[START INFORMATION SHOWN]
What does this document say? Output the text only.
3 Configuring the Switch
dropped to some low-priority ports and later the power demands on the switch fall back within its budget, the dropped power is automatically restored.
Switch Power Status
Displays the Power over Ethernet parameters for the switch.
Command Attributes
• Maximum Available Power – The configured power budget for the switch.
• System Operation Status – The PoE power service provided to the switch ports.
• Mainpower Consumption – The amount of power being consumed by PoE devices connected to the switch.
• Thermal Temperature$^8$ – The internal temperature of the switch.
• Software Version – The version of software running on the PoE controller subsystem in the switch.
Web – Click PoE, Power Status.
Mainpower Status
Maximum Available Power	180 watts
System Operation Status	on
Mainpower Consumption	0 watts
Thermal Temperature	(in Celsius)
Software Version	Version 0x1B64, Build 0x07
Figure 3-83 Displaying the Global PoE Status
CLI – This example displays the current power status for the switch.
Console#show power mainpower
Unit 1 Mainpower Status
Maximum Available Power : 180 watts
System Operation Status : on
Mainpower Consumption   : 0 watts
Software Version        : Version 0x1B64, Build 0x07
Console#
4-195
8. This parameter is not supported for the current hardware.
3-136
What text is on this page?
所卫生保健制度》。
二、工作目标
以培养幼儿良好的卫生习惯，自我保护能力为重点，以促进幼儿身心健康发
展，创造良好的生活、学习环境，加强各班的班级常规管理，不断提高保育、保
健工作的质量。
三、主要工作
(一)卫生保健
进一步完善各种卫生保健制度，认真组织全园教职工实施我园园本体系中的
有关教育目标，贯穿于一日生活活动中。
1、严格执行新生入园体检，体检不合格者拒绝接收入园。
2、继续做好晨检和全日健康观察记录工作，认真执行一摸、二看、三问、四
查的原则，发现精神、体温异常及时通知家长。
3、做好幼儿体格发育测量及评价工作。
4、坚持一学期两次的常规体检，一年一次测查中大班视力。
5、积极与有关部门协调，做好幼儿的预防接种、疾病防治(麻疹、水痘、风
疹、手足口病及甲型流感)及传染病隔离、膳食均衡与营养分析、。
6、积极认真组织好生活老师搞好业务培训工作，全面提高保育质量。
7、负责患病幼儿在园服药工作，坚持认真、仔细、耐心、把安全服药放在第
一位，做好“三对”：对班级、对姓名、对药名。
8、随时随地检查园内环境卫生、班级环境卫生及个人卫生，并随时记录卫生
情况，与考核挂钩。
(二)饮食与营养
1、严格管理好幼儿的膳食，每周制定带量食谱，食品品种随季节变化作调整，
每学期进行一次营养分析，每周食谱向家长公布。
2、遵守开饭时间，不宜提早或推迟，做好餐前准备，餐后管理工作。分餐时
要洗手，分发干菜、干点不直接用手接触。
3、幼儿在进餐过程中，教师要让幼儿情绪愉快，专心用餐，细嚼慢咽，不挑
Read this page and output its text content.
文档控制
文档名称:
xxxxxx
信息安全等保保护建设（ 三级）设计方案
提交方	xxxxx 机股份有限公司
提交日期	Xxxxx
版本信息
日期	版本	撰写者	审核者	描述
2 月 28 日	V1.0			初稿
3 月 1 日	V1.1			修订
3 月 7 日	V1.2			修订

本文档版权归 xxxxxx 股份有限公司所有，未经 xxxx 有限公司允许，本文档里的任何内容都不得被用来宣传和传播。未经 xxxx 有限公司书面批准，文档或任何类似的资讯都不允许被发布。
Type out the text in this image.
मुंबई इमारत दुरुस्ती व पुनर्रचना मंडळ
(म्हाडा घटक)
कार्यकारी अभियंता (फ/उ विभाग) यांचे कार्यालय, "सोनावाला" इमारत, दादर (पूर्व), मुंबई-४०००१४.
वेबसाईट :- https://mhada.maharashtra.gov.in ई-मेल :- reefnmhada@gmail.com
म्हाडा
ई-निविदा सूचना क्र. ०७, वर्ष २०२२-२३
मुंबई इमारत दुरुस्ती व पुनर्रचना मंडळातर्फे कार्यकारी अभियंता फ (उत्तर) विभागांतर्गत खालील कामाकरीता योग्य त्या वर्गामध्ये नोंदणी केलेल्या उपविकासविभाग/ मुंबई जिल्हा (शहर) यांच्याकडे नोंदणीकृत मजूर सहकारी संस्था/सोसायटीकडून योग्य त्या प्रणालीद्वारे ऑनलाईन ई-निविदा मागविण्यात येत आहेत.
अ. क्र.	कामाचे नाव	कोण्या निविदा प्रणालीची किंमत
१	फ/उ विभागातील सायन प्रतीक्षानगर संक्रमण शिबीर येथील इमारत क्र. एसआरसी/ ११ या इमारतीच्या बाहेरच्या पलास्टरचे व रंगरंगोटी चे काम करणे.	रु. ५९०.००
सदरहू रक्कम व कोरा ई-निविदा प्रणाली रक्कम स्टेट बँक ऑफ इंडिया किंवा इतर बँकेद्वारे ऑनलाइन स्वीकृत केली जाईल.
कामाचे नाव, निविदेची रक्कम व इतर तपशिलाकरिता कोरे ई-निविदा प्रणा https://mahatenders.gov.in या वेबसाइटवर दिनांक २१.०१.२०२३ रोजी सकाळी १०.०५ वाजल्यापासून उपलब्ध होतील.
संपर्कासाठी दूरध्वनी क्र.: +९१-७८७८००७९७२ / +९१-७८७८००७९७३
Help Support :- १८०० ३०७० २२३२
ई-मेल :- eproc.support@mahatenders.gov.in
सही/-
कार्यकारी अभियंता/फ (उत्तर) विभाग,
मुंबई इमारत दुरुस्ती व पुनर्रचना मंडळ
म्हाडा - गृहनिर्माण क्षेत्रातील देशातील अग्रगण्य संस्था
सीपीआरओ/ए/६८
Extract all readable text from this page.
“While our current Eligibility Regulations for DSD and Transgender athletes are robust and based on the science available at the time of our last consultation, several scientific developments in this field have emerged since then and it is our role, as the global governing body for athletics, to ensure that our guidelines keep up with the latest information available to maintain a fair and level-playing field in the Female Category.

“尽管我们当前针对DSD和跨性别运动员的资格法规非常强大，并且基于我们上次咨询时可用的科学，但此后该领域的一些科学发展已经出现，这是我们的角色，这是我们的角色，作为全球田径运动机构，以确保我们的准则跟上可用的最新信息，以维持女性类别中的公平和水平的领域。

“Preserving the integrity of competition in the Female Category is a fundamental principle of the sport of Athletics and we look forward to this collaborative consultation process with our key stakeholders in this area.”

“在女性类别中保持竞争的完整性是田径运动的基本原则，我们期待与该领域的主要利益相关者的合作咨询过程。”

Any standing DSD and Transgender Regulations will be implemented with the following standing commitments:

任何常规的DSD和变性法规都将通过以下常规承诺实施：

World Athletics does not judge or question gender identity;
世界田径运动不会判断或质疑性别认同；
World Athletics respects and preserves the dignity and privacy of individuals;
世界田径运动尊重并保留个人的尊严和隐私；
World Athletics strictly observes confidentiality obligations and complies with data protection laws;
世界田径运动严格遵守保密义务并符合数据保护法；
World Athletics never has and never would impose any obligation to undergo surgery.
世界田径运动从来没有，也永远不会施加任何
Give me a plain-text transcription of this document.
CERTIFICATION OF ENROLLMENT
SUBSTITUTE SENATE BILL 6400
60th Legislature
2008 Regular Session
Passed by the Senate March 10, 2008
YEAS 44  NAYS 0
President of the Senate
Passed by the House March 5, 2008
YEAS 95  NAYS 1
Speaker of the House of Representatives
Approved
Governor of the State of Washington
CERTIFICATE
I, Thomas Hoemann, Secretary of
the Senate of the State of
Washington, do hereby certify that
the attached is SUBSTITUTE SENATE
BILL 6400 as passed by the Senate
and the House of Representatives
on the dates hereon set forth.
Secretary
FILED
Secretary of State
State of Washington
[END INFORMATION SHOWN]
▸ TASK BRIEF
Write out all the data again, exactly as it appears.

▸ RIGHT ANSWER
What does this document say? Output the text only.
3 Configuring the Switch
dropped to some low-priority ports and later the power demands on the switch fall back within its budget, the dropped power is automatically restored.
Switch Power Status
Displays the Power over Ethernet parameters for the switch.
Command Attributes
• Maximum Available Power – The configured power budget for the switch.
• System Operation Status – The PoE power service provided to the switch ports.
• Mainpower Consumption – The amount of power being consumed by PoE devices connected to the switch.
• Thermal Temperature$^8$ – The internal temperature of the switch.
• Software Version – The version of software running on the PoE controller subsystem in the switch.
Web – Click PoE, Power Status.
Mainpower Status
Maximum Available Power	180 watts
System Operation Status	on
Mainpower Consumption	0 watts
Thermal Temperature	(in Celsius)
Software Version	Version 0x1B64, Build 0x07
Figure 3-83 Displaying the Global PoE Status
CLI – This example displays the current power status for the switch.
Console#show power mainpower
Unit 1 Mainpower Status
Maximum Available Power : 180 watts
System Operation Status : on
Mainpower Consumption   : 0 watts
Software Version        : Version 0x1B64, Build 0x07
Console#
4-195
8. This parameter is not supported for the current hardware.
3-136
What text is on this page?
所卫生保健制度》。
二、工作目标
以培养幼儿良好的卫生习惯，自我保护能力为重点，以促进幼儿身心健康发
展，创造良好的生活、学习环境，加强各班的班级常规管理，不断提高保育、保
健工作的质量。
三、主要工作
(一)卫生保健
进一步完善各种卫生保健制度，认真组织全园教职工实施我园园本体系中的
有关教育目标，贯穿于一日生活活动中。
1、严格执行新生入园体检，体检不合格者拒绝接收入园。
2、继续做好晨检和全日健康观察记录工作，认真执行一摸、二看、三问、四
查的原则，发现精神、体温异常及时通知家长。
3、做好幼儿体格发育测量及评价工作。
4、坚持一学期两次的常规体检，一年一次测查中大班视力。
5、积极与有关部门协调，做好幼儿的预防接种、疾病防治(麻疹、水痘、风
疹、手足口病及甲型流感)及传染病隔离、膳食均衡与营养分析、。
6、积极认真组织好生活老师搞好业务培训工作，全面提高保育质量。
7、负责患病幼儿在园服药工作，坚持认真、仔细、耐心、把安全服药放在第
一位，做好“三对”：对班级、对姓名、对药名。
8、随时随地检查园内环境卫生、班级环境卫生及个人卫生，并随时记录卫生
情况，与考核挂钩。
(二)饮食与营养
1、严格管理好幼儿的膳食，每周制定带量食谱，食品品种随季节变化作调整，
每学期进行一次营养分析，每周食谱向家长公布。
2、遵守开饭时间，不宜提早或推迟，做好餐前准备，餐后管理工作。分餐时
要洗手，分发干菜、干点不直接用手接触。
3、幼儿在进餐过程中，教师要让幼儿情绪愉快，专心用餐，细嚼慢咽，不挑
Read this page and output its text content.
文档控制
文档名称:
xxxxxx
信息安全等保保护建设（ 三级）设计方案
提交方	xxxxx 机股份有限公司
提交日期	Xxxxx
版本信息
日期	版本	撰写者	审核者	描述
2 月 28 日	V1.0			初稿
3 月 1 日	V1.1			修订
3 月 7 日	V1.2			修订

本文档版权归 xxxxxx 股份有限公司所有，未经 xxxx 有限公司允许，本文档里的任何内容都不得被用来宣传和传播。未经 xxxx 有限公司书面批准，文档或任何类似的资讯都不允许被发布。
Type out the text in this image.
मुंबई इमारत दुरुस्ती व पुनर्रचना मंडळ
(म्हाडा घटक)
कार्यकारी अभियंता (फ/उ विभाग) यांचे कार्यालय, "सोनावाला" इमारत, दादर (पूर्व), मुंबई-४०००१४.
वेबसाईट :- https://mhada.maharashtra.gov.in ई-मेल :- reefnmhada@gmail.com
म्हाडा
ई-निविदा सूचना क्र. ०७, वर्ष २०२२-२३
मुंबई इमारत दुरुस्ती व पुनर्रचना मंडळातर्फे कार्यकारी अभियंता फ (उत्तर) विभागांतर्गत खालील कामाकरीता योग्य त्या वर्गामध्ये नोंदणी केलेल्या उपविकासविभाग/ मुंबई जिल्हा (शहर) यांच्याकडे नोंदणीकृत मजूर सहकारी संस्था/सोसायटीकडून योग्य त्या प्रणालीद्वारे ऑनलाईन ई-निविदा मागविण्यात येत आहेत.
अ. क्र.	कामाचे नाव	कोण्या निविदा प्रणालीची किंमत
१	फ/उ विभागातील सायन प्रतीक्षानगर संक्रमण शिबीर येथील इमारत क्र. एसआरसी/ ११ या इमारतीच्या बाहेरच्या पलास्टरचे व रंगरंगोटी चे काम करणे.	रु. ५९०.००
सदरहू रक्कम व कोरा ई-निविदा प्रणाली रक्कम स्टेट बँक ऑफ इंडिया किंवा इतर बँकेद्वारे ऑनलाइन स्वीकृत केली जाईल.
कामाचे नाव, निविदेची रक्कम व इतर तपशिलाकरिता कोरे ई-निविदा प्रणा https://mahatenders.gov.in या वेबसाइटवर दिनांक २१.०१.२०२३ रोजी सकाळी १०.०५ वाजल्यापासून उपलब्ध होतील.
संपर्कासाठी दूरध्वनी क्र.: +९१-७८७८००७९७२ / +९१-७८७८००७९७३
Help Support :- १८०० ३०७० २२३२
ई-मेल :- eproc.support@mahatenders.gov.in
सही/-
कार्यकारी अभियंता/फ (उत्तर) विभाग,
मुंबई इमारत दुरुस्ती व पुनर्रचना मंडळ
म्हाडा - गृहनिर्माण क्षेत्रातील देशातील अग्रगण्य संस्था
सीपीआरओ/ए/६८
Extract all readable text from this page.
“While our current Eligibility Regulations for DSD and Transgender athletes are robust and based on the science available at the time of our last consultation, several scientific developments in this field have emerged since then and it is our role, as the global governing body for athletics, to ensure that our guidelines keep up with the latest information available to maintain a fair and level-playing field in the Female Category.

“尽管我们当前针对DSD和跨性别运动员的资格法规非常强大，并且基于我们上次咨询时可用的科学，但此后该领域的一些科学发展已经出现，这是我们的角色，这是我们的角色，作为全球田径运动机构，以确保我们的准则跟上可用的最新信息，以维持女性类别中的公平和水平的领域。

“Preserving the integrity of competition in the Female Category is a fundamental principle of the sport of Athletics and we look forward to this collaborative consultation process with our key stakeholders in this area.”

“在女性类别中保持竞争的完整性是田径运动的基本原则，我们期待与该领域的主要利益相关者的合作咨询过程。”

Any standing DSD and Transgender Regulations will be implemented with the following standing commitments:

任何常规的DSD和变性法规都将通过以下常规承诺实施：

World Athletics does not judge or question gender identity;
世界田径运动不会判断或质疑性别认同；
World Athletics respects and preserves the dignity and privacy of individuals;
世界田径运动尊重并保留个人的尊严和隐私；
World Athletics strictly observes confidentiality obligations and complies with data protection laws;
世界田径运动严格遵守保密义务并符合数据保护法；
World Athletics never has and never would impose any obligation to undergo surgery.
世界田径运动从来没有，也永远不会施加任何
Give me a plain-text transcription of this document.
CERTIFICATION OF ENROLLMENT
SUBSTITUTE SENATE BILL 6400
60th Legislature
2008 Regular Session
Passed by the Senate March 10, 2008
YEAS 44  NAYS 0
President of the Senate
Passed by the House March 5, 2008
YEAS 95  NAYS 1
Speaker of the House of Representatives
Approved
Governor of the State of Washington
CERTIFICATE
I, Thomas Hoemann, Secretary of
the Senate of the State of
Washington, do hereby certify that
the attached is SUBSTITUTE SENATE
BILL 6400 as passed by the Senate
and the House of Representatives
on the dates hereon set forth.
Secretary
FILED
Secretary of State
State of Washington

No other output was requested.